**Required task:** Of the lines in the listing, how many include the string "самонарезающий"? Write the number and nothing else.

**Given data:**
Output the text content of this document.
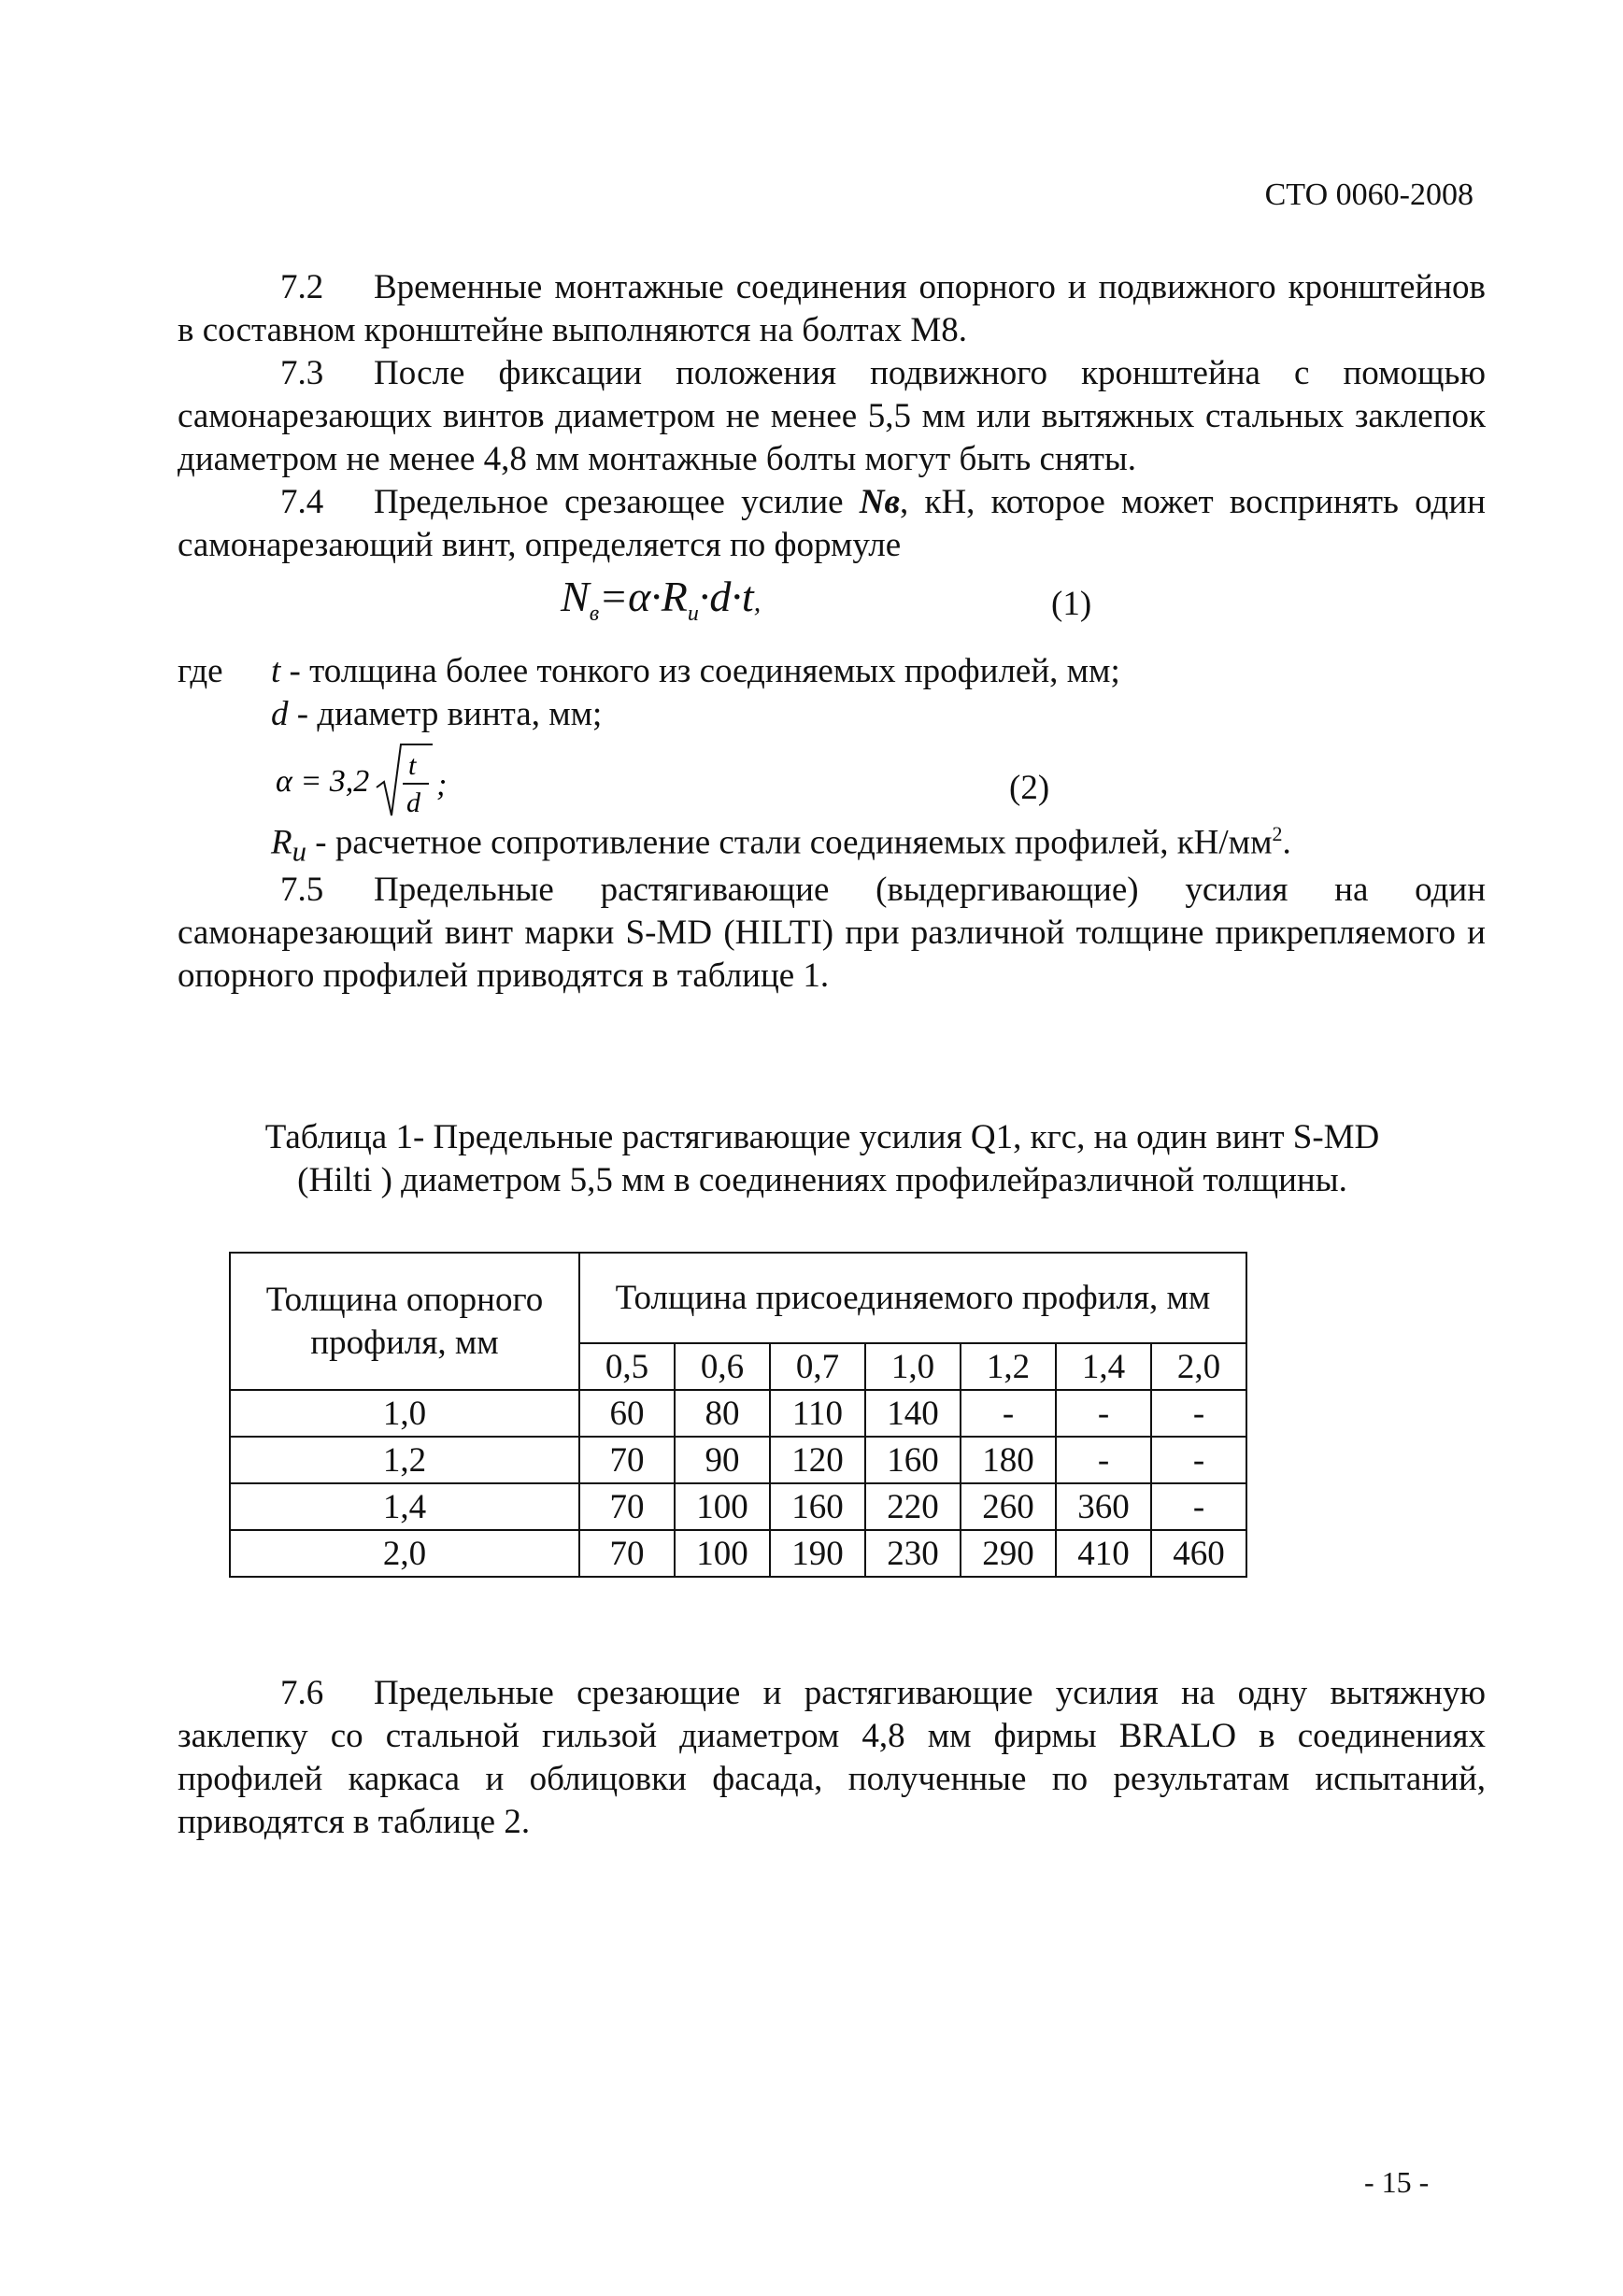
СТО 0060-2008

7.2 Временные монтажные соединения опорного и подвижного кронштейнов в составном кронштейне выполняются на болтах М8.

7.3 После фиксации положения подвижного кронштейна с помощью самонарезающих винтов диаметром не менее 5,5 мм или вытяжных стальных заклепок диаметром не менее 4,8 мм монтажные болты могут быть сняты.

7.4 Предельное срезающее усилие Nв, кН, которое может воспринять один самонарезающий винт, определяется по формуле

$N_в=\alpha\cdot R_u\cdot d\cdot t$,	(1)
где t - толщина более тонкого из соединяемых профилей, мм;
d - диаметр винта, мм;
α = 3,2 t
d
;	(2)
$R_u$ - расчетное сопротивление стали соединяемых профилей, $кН/мм^2$.

7.5 Предельные растягивающие (выдергивающие) усилия на один самонарезающий винт марки S-MD (HILTI) при различной толщине прикрепляемого и опорного профилей приводятся в таблице 1.

Таблица 1- Предельные растягивающие усилия Q1, кгс, на один винт S-MD
(Hilti ) диаметром 5,5 мм в соединениях профилейразличной толщины.
Толщина опорного профиля, мм	Толщина присоединяемого профиля, мм						
	0,5	0,6	0,7	1,0	1,2	1,4	2,0
1,0	60	80	110	140	-	-	-
1,2	70	90	120	160	180	-	-
1,4	70	100	160	220	260	360	-
2,0	70	100	190	230	290	410	460

7.6 Предельные срезающие и растягивающие усилия на одну вытяжную заклепку со стальной гильзой диаметром 4,8 мм фирмы BRALO в соединениях профилей каркаса и облицовки фасада, полученные по результатам испытаний, приводятся в таблице 2.

- 15 -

**Finished exercise:** 2